- What this task involves
Gather up the lines that contain "price".

[start of Recorded data]

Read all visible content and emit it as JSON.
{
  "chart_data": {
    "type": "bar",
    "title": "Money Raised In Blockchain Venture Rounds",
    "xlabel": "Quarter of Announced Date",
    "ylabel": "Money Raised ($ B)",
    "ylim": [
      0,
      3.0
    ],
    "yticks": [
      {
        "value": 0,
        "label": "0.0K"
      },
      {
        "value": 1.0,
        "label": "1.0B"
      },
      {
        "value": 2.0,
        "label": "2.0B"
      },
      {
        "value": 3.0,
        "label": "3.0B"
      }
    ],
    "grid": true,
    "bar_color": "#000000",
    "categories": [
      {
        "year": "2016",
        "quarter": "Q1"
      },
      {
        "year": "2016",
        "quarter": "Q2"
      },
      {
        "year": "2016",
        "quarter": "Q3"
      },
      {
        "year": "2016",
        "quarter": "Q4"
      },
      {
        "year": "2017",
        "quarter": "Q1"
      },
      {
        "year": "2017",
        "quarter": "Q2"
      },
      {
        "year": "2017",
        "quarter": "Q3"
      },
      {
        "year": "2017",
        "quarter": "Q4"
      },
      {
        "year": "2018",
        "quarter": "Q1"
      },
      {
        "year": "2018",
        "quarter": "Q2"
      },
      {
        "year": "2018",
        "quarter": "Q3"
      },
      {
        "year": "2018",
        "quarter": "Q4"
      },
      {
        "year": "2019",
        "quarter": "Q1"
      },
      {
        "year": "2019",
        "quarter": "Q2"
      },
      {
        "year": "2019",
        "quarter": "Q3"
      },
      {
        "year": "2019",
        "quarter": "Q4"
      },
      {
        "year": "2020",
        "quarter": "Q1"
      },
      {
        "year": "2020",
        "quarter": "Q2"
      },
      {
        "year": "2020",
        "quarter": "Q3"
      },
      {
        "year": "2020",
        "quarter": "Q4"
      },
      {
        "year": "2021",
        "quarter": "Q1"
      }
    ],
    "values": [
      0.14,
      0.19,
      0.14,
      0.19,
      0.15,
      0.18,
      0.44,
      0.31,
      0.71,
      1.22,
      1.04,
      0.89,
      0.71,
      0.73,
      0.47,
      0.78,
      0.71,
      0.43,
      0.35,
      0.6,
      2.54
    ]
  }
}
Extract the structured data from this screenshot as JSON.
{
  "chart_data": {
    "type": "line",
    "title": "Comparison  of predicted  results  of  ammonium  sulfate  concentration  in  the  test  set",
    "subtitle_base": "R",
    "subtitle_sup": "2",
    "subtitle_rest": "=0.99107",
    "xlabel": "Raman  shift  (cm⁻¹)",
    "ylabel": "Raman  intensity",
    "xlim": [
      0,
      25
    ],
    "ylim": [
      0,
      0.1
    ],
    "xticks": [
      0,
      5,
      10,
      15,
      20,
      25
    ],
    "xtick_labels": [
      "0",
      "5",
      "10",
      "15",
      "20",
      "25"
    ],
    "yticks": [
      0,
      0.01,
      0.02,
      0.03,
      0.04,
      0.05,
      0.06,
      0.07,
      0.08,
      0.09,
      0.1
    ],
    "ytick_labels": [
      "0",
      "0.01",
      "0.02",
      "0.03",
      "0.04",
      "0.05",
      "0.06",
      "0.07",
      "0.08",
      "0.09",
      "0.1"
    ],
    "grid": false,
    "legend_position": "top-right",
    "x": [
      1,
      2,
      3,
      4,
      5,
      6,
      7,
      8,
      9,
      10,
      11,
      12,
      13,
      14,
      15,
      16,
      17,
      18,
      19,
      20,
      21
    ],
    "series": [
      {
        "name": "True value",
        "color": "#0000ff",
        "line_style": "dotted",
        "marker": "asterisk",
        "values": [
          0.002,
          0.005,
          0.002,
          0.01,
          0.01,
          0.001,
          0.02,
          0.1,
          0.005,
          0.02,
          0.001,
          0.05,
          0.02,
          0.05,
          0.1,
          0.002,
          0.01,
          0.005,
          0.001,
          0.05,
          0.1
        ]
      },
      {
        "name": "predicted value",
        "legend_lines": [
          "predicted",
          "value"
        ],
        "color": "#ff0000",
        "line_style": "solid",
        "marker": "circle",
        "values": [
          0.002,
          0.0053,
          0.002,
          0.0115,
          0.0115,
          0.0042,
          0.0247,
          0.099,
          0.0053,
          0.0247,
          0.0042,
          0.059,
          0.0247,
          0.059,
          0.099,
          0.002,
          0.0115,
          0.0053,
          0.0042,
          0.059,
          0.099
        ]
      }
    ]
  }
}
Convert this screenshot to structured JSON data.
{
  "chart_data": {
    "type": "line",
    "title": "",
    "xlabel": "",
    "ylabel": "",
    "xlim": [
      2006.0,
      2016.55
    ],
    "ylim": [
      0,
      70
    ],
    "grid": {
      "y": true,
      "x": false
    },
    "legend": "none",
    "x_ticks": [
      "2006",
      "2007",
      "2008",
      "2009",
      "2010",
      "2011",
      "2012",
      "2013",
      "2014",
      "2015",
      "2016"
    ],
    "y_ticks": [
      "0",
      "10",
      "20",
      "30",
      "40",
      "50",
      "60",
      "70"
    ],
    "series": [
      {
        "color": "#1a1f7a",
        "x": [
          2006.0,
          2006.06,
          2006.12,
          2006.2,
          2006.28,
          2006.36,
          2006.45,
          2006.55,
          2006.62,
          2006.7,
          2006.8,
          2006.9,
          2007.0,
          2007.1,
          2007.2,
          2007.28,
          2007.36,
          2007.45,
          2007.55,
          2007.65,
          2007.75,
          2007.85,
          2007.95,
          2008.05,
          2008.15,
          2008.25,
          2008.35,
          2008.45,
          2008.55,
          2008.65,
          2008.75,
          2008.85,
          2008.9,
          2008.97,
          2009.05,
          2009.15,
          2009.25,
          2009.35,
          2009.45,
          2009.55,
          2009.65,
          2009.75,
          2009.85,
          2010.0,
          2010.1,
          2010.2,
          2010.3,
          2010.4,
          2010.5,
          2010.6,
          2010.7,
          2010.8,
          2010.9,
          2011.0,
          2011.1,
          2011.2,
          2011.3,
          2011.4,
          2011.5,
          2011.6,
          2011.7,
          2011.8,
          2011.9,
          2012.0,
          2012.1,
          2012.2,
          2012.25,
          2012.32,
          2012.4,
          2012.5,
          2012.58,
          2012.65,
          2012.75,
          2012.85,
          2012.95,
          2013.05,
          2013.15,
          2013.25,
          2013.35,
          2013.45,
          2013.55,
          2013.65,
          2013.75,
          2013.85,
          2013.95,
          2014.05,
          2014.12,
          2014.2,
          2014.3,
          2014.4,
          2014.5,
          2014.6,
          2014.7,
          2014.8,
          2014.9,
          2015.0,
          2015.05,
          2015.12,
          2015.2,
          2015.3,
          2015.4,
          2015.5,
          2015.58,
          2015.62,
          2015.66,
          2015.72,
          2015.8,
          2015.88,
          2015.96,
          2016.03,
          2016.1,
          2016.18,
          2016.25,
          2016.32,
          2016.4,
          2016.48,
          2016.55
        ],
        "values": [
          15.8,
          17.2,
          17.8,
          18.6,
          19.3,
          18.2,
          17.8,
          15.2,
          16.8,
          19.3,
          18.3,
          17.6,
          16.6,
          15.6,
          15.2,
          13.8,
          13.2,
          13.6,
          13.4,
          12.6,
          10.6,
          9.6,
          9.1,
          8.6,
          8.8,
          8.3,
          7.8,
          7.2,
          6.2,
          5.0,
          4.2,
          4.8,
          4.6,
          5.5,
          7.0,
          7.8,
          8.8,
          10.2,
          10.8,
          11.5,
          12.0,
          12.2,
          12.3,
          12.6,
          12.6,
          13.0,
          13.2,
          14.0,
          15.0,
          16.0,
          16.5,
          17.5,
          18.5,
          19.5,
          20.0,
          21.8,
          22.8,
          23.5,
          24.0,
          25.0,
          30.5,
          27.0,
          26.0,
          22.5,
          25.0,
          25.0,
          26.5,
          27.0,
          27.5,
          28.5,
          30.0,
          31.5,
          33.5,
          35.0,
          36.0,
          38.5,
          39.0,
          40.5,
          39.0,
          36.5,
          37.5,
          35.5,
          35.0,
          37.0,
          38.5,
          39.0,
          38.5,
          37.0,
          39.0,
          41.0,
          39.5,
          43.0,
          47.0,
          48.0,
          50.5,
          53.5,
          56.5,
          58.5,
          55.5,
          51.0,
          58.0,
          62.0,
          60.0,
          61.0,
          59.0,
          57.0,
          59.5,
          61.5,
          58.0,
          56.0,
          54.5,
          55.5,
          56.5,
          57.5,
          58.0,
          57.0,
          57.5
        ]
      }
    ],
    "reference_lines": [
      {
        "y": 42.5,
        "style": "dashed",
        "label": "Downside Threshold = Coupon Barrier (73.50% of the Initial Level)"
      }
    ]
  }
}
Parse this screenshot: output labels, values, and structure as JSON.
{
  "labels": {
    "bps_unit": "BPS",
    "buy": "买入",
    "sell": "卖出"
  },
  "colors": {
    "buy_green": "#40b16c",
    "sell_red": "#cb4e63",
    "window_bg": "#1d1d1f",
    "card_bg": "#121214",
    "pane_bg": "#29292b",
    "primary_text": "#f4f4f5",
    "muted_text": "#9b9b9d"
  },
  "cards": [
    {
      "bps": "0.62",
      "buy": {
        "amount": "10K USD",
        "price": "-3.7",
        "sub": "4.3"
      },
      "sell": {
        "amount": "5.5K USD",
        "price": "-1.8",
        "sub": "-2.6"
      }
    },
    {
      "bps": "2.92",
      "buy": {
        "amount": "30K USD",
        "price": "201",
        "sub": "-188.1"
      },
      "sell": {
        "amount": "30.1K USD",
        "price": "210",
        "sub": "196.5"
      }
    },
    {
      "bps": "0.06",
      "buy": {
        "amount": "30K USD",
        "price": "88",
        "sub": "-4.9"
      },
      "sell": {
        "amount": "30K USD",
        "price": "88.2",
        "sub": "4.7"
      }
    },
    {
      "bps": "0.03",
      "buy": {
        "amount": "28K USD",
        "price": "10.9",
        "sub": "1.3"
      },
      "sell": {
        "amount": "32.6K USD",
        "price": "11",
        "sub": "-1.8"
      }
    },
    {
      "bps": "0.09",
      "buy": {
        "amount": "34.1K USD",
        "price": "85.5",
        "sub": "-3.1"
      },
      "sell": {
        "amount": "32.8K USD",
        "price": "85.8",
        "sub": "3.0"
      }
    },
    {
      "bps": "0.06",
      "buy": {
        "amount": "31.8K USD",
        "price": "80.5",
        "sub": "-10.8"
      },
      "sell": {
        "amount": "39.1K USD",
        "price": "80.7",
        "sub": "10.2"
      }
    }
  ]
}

[end of Recorded data]

- Completed exercise
        "price": "-3.7",
        "price": "-1.8",
        "price": "201",
        "price": "210",
        "price": "88",
        "price": "88.2",
        "price": "10.9",
        "price": "11",
        "price": "85.5",
        "price": "85.8",
        "price": "80.5",
        "price": "80.7",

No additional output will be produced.